PROMPT: List each line in which the string "procedure" appears.

---------- THE DATA

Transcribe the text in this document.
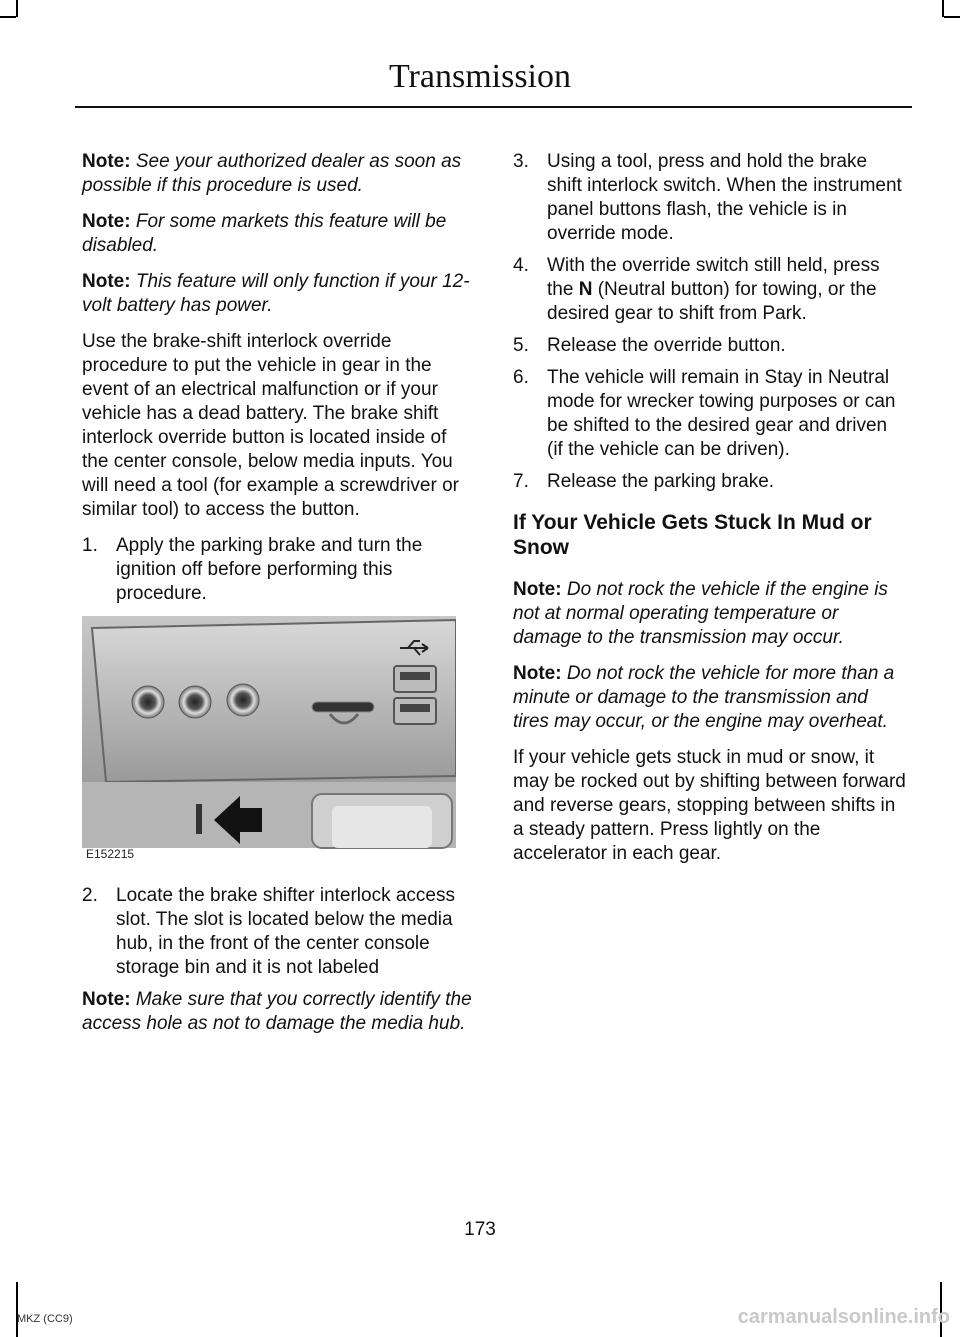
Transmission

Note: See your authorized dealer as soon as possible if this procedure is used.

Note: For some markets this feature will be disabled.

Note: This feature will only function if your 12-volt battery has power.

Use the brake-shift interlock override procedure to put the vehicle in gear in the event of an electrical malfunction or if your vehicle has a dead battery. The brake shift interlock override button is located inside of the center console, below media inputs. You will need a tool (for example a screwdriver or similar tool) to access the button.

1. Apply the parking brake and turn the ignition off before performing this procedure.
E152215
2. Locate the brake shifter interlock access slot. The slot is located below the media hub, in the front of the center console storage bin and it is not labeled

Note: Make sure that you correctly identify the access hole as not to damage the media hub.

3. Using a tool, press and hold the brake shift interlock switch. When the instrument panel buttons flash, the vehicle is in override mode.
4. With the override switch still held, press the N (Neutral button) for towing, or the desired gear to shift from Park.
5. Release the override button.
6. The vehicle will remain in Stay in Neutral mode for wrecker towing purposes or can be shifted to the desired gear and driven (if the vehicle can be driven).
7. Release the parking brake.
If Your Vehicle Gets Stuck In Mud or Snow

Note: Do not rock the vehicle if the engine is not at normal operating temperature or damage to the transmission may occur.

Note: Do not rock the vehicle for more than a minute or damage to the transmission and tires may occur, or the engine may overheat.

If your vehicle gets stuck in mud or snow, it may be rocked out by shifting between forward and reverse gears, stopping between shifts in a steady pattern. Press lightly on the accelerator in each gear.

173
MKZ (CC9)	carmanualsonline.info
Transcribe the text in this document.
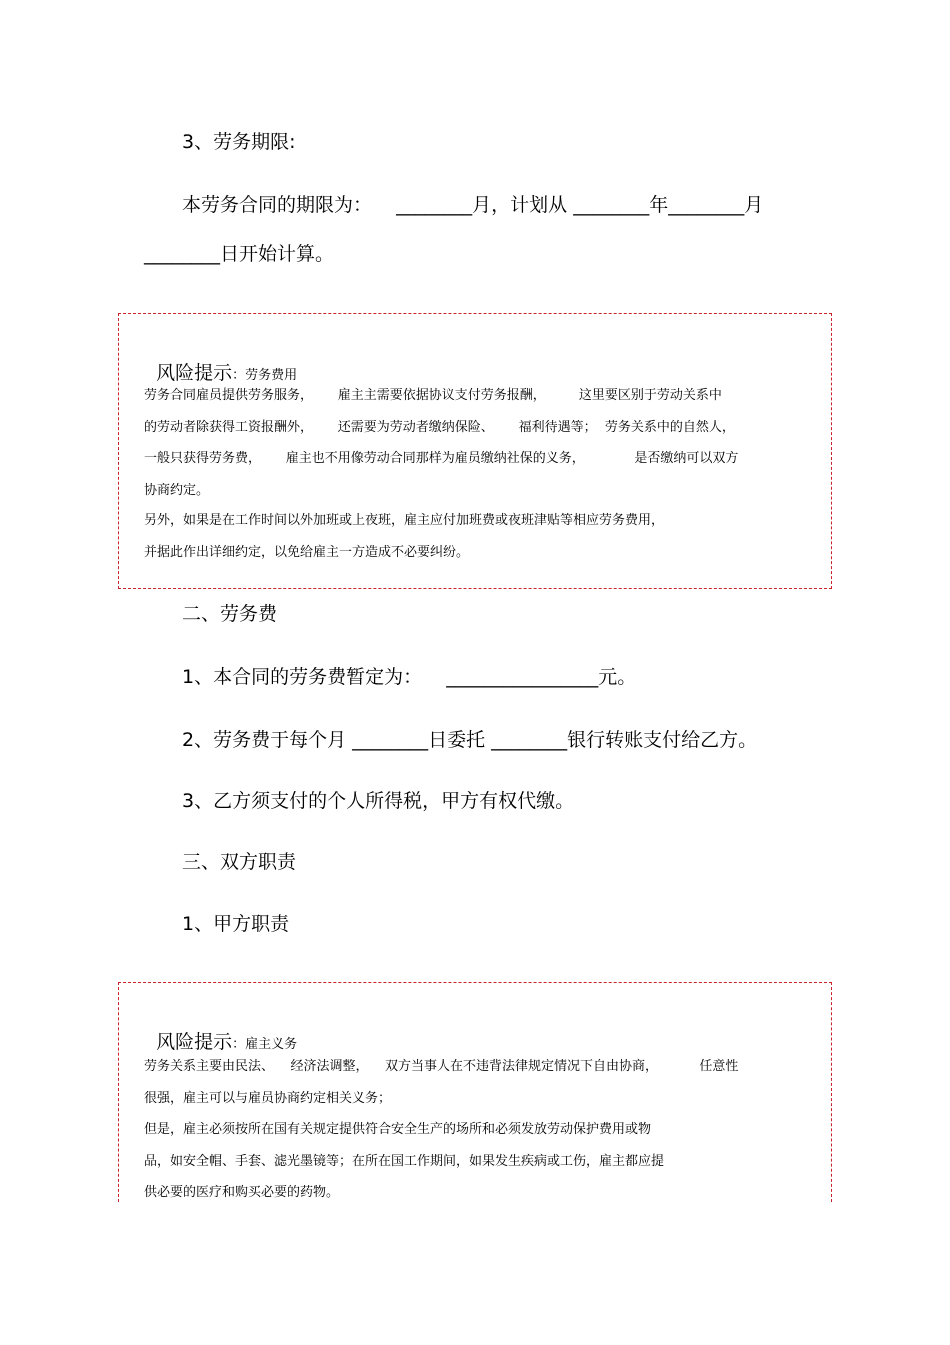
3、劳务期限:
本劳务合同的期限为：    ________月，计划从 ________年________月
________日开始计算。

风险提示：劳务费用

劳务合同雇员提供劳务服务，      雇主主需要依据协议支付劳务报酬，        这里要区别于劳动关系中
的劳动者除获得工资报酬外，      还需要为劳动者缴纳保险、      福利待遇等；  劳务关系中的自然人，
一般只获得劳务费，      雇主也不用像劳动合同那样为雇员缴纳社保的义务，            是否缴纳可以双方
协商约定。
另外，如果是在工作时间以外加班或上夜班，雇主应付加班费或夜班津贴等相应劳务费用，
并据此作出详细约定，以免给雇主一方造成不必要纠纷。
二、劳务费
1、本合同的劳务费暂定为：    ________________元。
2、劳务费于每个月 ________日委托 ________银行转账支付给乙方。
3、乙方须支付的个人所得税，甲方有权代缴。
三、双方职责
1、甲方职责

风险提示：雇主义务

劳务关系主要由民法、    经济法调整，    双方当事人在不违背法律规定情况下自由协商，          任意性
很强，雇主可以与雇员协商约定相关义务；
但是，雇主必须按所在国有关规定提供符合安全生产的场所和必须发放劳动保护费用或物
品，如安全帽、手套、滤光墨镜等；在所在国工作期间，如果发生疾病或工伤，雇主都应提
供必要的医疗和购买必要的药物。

--------------------

SOLUTION TO THIS TASK:
Note: See your authorized dealer as soon as possible if this procedure is used.
Use the brake-shift interlock override procedure to put the vehicle in gear in the event of an electrical malfunction or if your vehicle has a dead battery. The brake shift interlock override button is located inside of the center console, below media inputs. You will need a tool (for example a screwdriver or similar tool) to access the button.
1. Apply the parking brake and turn the ignition off before performing this procedure.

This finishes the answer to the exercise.